**MATERIAL SUPPLIED:**
+ + + +

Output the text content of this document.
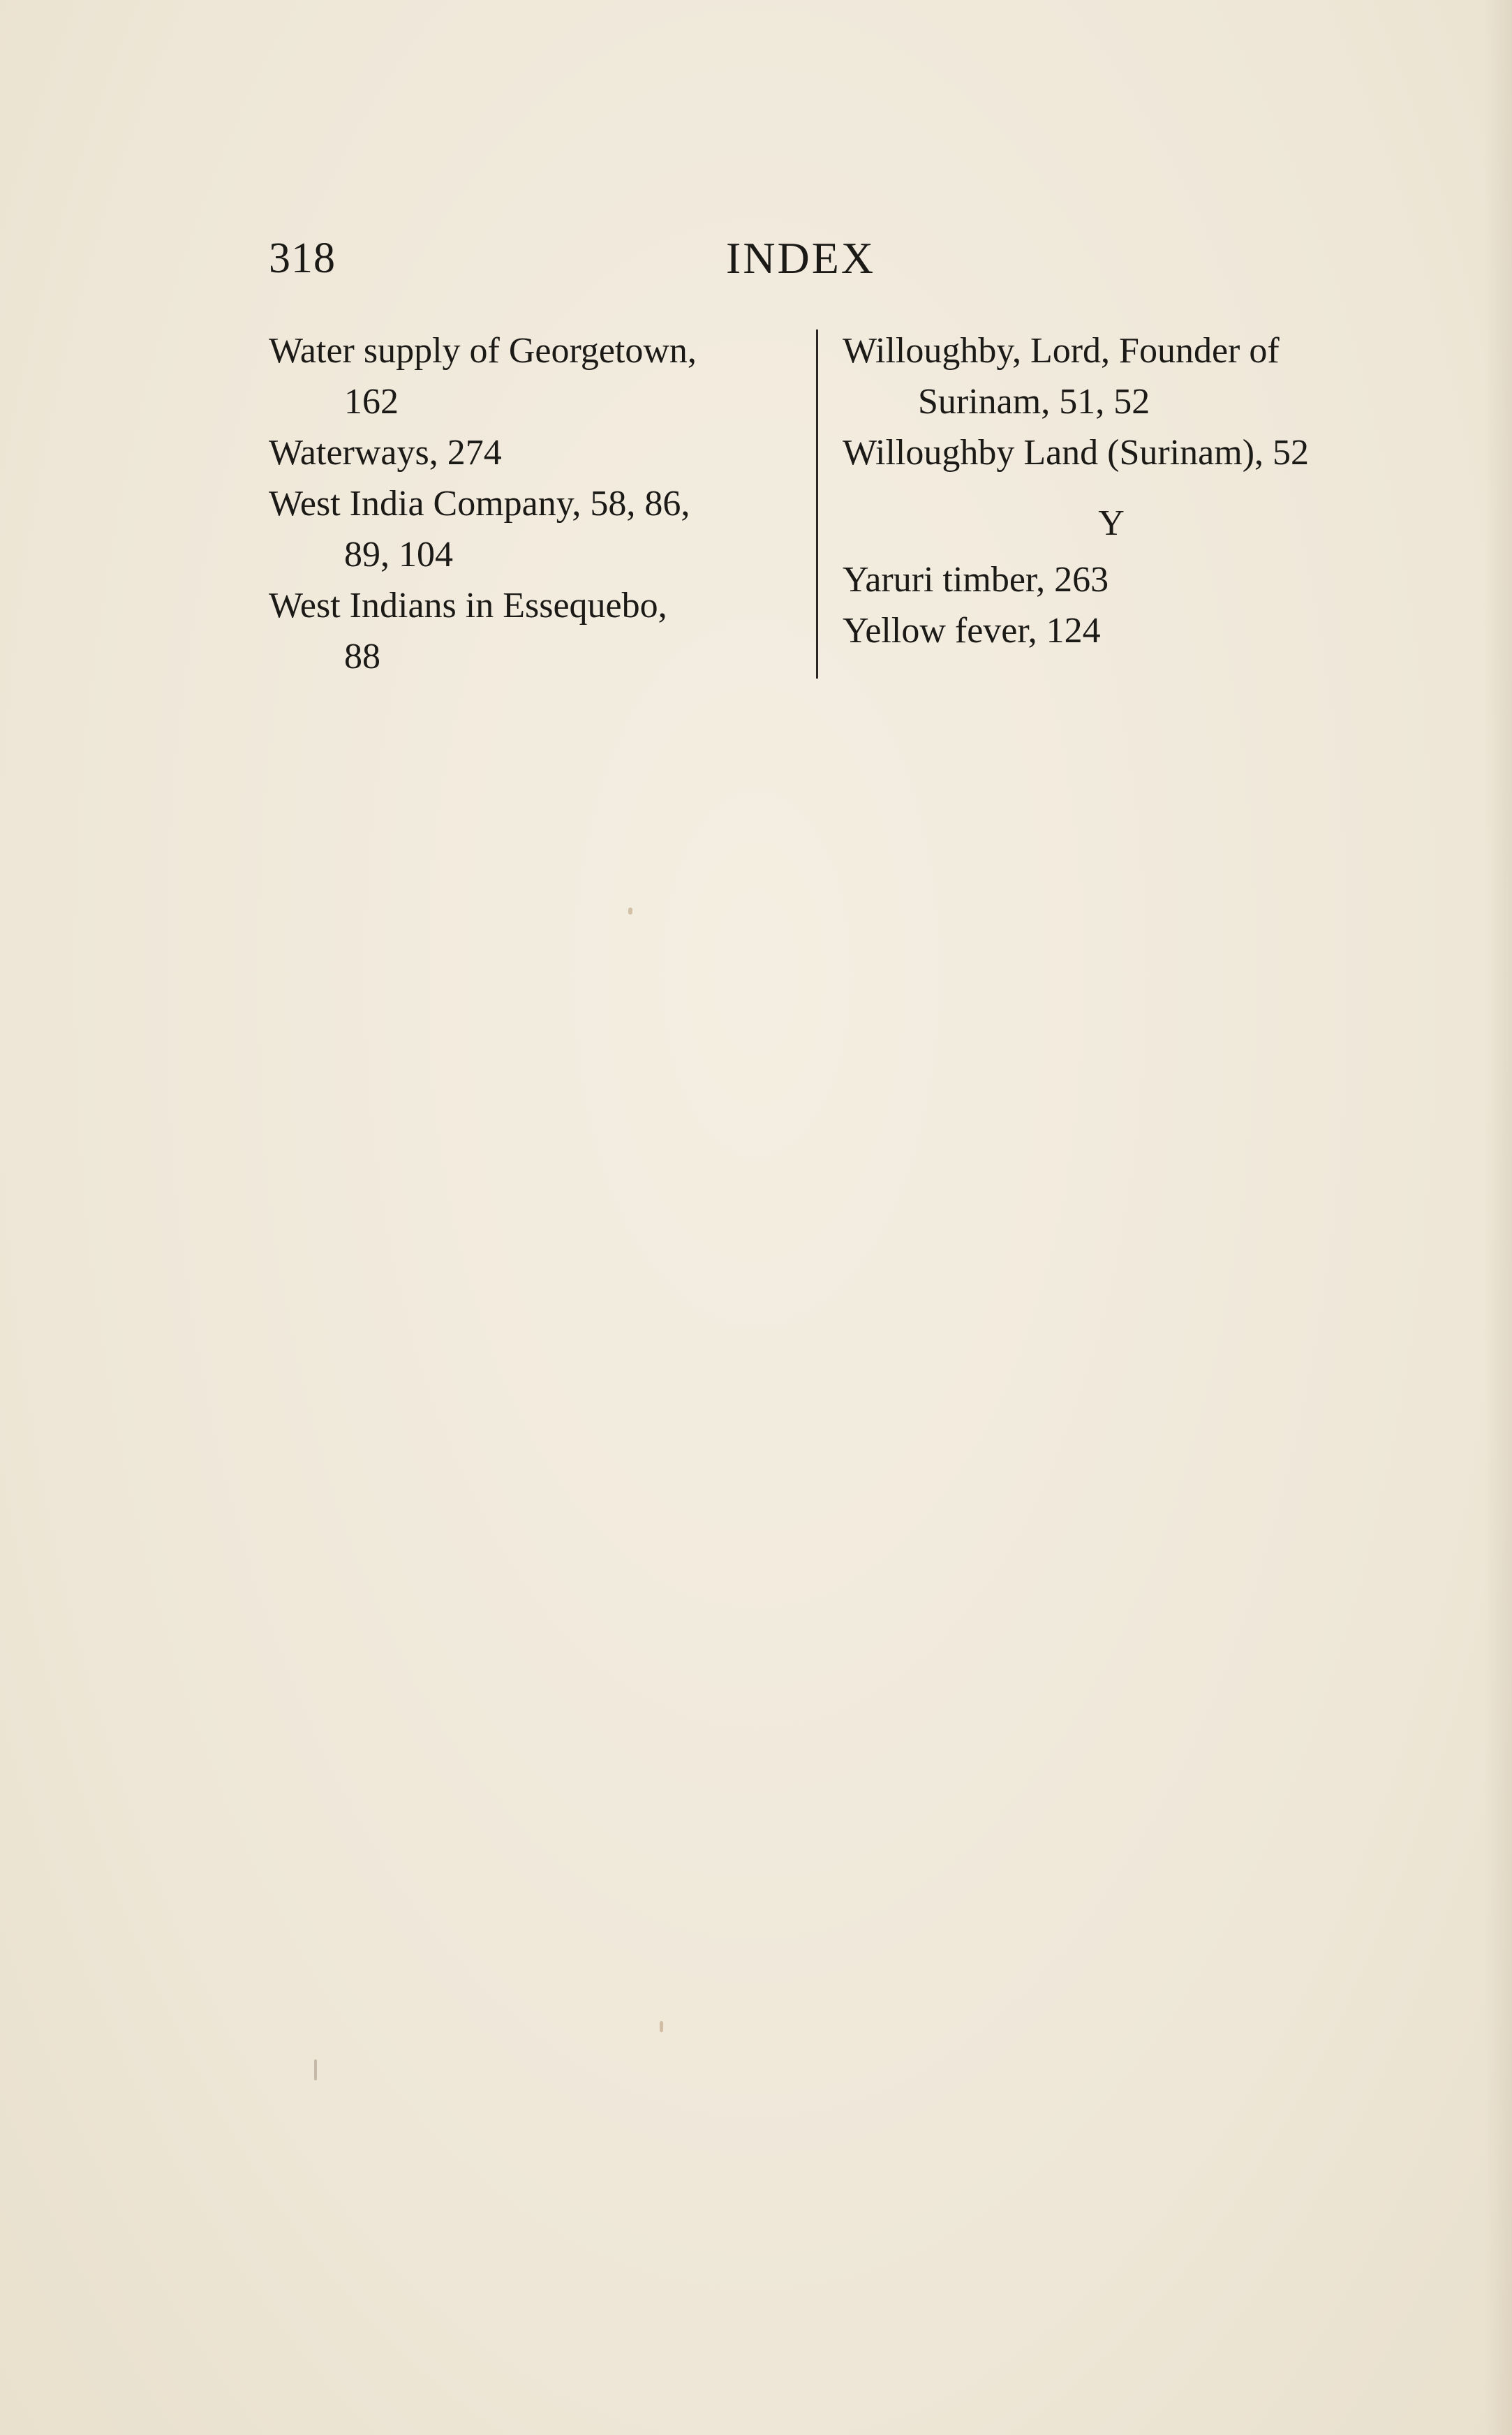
318	INDEX
Water supply of Georgetown,
162
Waterways, 274
West India Company, 58, 86,
89, 104
West Indians in Essequebo,
88
Willoughby, Lord, Founder of
Surinam, 51, 52
Willoughby Land (Surinam), 52
Y
Yaruri timber, 263
Yellow fever, 124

+ + + +

**THE TASK:** Write out every entry again word for word, without any of the pictures.

**RESULT:**
Output the text content of this document.
318	INDEX
Water supply of Georgetown,
162
Waterways, 274
West India Company, 58, 86,
89, 104
West Indians in Essequebo,
88
Willoughby, Lord, Founder of
Surinam, 51, 52
Willoughby Land (Surinam), 52
Y
Yaruri timber, 263
Yellow fever, 124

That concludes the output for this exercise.